* begin *

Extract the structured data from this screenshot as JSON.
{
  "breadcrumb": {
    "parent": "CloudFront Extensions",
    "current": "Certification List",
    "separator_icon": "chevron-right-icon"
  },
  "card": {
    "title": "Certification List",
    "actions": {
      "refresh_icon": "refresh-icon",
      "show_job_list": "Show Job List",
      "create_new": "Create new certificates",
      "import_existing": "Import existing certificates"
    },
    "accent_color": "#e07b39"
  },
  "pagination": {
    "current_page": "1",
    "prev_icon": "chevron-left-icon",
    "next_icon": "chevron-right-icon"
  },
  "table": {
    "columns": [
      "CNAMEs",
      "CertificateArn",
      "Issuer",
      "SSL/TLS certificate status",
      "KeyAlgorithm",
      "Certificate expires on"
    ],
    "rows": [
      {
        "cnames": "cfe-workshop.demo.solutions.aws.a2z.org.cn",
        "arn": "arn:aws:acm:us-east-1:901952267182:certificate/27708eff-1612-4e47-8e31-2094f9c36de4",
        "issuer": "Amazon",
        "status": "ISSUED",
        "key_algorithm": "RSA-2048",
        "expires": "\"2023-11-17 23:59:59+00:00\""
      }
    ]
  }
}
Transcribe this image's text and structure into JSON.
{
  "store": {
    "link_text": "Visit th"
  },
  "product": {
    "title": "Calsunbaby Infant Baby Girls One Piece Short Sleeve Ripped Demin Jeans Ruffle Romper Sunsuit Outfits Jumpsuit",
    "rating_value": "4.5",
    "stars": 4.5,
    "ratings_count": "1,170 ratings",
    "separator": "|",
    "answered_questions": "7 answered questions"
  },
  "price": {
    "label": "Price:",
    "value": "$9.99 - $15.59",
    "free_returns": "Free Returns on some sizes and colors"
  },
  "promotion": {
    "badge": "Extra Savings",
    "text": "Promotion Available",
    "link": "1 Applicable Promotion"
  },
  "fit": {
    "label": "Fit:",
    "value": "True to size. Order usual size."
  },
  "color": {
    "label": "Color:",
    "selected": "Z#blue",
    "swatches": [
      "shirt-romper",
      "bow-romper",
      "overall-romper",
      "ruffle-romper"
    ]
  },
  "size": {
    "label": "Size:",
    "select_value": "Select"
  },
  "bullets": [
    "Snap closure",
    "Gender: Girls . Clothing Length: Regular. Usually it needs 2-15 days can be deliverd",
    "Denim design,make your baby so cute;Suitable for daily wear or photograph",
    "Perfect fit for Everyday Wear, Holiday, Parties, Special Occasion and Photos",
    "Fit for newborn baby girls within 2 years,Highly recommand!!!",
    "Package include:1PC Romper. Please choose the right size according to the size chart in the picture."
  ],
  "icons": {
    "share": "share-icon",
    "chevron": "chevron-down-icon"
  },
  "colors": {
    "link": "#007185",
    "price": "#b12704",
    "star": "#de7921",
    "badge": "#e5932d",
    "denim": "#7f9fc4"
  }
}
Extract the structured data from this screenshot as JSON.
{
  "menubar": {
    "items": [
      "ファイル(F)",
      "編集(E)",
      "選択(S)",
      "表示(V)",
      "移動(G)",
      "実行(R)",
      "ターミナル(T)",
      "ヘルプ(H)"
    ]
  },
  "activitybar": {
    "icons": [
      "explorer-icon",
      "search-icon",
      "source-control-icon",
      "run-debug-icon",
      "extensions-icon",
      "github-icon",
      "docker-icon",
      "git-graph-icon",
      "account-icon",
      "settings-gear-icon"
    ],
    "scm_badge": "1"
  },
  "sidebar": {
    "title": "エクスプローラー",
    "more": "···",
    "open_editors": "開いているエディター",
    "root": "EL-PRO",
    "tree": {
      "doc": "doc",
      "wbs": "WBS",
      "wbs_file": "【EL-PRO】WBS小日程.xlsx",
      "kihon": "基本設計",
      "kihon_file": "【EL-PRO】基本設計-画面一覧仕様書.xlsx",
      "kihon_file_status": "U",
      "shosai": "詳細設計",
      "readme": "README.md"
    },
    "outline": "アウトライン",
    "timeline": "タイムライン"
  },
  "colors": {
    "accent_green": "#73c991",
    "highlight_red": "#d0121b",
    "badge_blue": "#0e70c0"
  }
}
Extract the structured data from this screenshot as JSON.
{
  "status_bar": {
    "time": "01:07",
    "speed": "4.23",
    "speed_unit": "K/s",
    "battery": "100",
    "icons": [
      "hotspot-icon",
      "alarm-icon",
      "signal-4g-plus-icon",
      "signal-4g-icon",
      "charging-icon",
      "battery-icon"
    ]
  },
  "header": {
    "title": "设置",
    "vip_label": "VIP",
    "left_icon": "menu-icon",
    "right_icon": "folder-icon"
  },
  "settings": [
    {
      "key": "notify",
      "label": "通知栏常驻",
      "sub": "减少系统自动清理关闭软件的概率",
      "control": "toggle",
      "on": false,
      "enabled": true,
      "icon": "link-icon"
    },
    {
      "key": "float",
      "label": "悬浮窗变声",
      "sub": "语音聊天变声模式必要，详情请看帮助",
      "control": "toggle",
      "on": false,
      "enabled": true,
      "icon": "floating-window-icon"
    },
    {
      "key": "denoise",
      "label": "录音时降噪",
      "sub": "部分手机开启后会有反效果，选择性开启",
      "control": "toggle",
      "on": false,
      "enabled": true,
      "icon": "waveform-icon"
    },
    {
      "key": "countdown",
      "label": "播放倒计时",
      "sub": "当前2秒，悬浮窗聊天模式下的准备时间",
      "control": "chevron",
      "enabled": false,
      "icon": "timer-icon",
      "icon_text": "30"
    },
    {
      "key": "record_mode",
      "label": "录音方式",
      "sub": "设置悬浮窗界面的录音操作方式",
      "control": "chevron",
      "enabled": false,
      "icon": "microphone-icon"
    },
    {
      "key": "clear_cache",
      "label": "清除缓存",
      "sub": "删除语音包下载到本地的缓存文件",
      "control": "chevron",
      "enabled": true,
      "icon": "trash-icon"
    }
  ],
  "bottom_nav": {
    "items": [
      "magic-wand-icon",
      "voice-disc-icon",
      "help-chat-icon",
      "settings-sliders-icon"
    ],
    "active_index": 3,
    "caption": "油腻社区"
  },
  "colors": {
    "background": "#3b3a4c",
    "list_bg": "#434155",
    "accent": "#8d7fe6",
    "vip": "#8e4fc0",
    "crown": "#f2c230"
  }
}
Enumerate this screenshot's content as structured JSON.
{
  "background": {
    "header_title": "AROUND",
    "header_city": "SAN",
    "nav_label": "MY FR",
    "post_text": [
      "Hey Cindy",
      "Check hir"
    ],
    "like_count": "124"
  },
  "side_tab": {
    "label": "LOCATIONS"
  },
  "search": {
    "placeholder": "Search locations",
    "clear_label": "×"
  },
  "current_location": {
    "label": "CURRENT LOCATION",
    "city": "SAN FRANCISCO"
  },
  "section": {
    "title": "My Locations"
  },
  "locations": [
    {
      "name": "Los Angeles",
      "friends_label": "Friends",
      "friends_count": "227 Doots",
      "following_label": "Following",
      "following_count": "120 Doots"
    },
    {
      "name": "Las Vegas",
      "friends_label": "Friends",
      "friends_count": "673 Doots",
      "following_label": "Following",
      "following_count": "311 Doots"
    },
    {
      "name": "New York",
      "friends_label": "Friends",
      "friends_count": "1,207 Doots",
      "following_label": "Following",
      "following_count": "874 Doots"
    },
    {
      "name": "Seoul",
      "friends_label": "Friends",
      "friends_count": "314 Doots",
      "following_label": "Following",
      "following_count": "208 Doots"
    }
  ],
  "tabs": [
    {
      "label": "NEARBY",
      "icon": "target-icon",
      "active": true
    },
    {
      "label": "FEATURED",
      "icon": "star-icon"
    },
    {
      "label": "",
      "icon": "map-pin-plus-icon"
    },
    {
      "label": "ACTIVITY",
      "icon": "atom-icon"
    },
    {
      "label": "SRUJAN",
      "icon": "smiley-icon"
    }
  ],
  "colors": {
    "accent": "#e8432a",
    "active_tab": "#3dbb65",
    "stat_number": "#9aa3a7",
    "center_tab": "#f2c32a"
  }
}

* end *

Request: Show each line of the listing that holds the string "chevron".

Task result:
    "separator_icon": "chevron-right-icon"
    "prev_icon": "chevron-left-icon",
    "next_icon": "chevron-right-icon"
    "chevron": "chevron-down-icon"
      "control": "chevron",
      "control": "chevron",
      "control": "chevron",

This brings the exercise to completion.